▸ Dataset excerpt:
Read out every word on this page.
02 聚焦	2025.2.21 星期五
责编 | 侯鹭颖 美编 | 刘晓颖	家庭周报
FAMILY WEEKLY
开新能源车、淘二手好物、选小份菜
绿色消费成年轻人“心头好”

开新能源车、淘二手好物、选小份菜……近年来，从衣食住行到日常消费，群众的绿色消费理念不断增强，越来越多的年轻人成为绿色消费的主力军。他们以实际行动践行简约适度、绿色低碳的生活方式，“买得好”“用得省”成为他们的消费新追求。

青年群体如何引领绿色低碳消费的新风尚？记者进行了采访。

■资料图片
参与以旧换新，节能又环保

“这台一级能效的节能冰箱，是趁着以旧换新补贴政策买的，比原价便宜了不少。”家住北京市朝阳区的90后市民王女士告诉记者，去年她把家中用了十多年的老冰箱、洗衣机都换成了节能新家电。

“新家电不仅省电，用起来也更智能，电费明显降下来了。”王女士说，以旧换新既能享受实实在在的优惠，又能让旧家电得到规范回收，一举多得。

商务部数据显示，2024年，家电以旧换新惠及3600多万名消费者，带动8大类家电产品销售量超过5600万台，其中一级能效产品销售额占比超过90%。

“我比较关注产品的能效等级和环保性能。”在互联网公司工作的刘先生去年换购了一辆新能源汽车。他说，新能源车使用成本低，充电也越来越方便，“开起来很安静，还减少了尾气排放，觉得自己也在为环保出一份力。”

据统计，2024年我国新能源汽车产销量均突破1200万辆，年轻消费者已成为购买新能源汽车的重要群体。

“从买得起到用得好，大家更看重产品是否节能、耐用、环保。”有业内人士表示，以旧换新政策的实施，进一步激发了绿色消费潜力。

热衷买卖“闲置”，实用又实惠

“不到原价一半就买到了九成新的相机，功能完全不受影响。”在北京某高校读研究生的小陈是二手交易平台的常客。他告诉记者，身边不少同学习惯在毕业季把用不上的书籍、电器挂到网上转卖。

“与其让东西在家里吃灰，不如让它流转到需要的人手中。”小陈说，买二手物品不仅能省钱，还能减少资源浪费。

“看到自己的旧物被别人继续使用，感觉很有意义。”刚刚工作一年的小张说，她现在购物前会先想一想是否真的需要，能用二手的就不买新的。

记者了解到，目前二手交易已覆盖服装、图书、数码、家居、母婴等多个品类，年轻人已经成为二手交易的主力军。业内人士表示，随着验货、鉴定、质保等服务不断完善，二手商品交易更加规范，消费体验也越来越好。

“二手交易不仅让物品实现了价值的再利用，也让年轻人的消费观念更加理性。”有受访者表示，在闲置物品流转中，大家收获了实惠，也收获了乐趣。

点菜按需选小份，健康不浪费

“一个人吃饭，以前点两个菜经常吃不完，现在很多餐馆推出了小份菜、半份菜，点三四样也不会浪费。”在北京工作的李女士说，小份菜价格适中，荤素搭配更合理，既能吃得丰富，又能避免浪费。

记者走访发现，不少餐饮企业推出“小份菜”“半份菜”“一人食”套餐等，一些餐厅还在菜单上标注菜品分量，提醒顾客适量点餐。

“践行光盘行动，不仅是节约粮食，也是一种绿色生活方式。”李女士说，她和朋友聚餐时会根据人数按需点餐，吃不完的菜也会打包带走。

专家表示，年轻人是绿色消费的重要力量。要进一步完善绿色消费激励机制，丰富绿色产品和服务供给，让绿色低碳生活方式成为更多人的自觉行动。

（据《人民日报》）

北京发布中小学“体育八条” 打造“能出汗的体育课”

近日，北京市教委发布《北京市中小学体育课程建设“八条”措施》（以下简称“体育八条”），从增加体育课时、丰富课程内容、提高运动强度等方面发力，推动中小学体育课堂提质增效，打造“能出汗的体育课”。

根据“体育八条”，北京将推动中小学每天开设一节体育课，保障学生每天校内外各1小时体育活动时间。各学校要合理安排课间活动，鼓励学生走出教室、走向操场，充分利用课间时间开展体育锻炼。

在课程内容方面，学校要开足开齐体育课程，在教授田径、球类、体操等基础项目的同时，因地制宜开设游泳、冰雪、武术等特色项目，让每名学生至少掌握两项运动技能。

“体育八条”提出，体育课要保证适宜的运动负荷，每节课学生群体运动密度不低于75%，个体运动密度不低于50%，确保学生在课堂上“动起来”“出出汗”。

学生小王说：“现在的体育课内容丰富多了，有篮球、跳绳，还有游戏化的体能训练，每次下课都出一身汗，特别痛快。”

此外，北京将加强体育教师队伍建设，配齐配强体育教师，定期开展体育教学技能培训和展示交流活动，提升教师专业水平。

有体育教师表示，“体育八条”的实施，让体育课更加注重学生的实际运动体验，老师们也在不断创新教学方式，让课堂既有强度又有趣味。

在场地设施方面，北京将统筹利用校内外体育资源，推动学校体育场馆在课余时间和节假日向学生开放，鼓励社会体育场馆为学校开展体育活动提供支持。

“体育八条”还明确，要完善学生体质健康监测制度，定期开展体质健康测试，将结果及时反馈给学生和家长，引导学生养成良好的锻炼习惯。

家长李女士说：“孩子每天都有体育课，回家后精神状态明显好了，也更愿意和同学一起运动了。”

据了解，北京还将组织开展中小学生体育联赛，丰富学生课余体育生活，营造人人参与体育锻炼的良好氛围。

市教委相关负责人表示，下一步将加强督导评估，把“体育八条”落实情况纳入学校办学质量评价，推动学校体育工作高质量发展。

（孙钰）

▸ SET PROBLEM: Gather all lines with the string "体育八条" from the data.

▸ TASK RESULT:
北京发布中小学“体育八条” 打造“能出汗的体育课”
近日，北京市教委发布《北京市中小学体育课程建设“八条”措施》（以下简称“体育八条”），从增加体育课时、丰富课程内容、提高运动强度等方面发力，推动中小学体育课堂提质增效，打造“能出汗的体育课”。
根据“体育八条”，北京将推动中小学每天开设一节体育课，保障学生每天校内外各1小时体育活动时间。各学校要合理安排课间活动，鼓励学生走出教室、走向操场，充分利用课间时间开展体育锻炼。
“体育八条”提出，体育课要保证适宜的运动负荷，每节课学生群体运动密度不低于75%，个体运动密度不低于50%，确保学生在课堂上“动起来”“出出汗”。
有体育教师表示，“体育八条”的实施，让体育课更加注重学生的实际运动体验，老师们也在不断创新教学方式，让课堂既有强度又有趣味。
“体育八条”还明确，要完善学生体质健康监测制度，定期开展体质健康测试，将结果及时反馈给学生和家长，引导学生养成良好的锻炼习惯。
市教委相关负责人表示，下一步将加强督导评估，把“体育八条”落实情况纳入学校办学质量评价，推动学校体育工作高质量发展。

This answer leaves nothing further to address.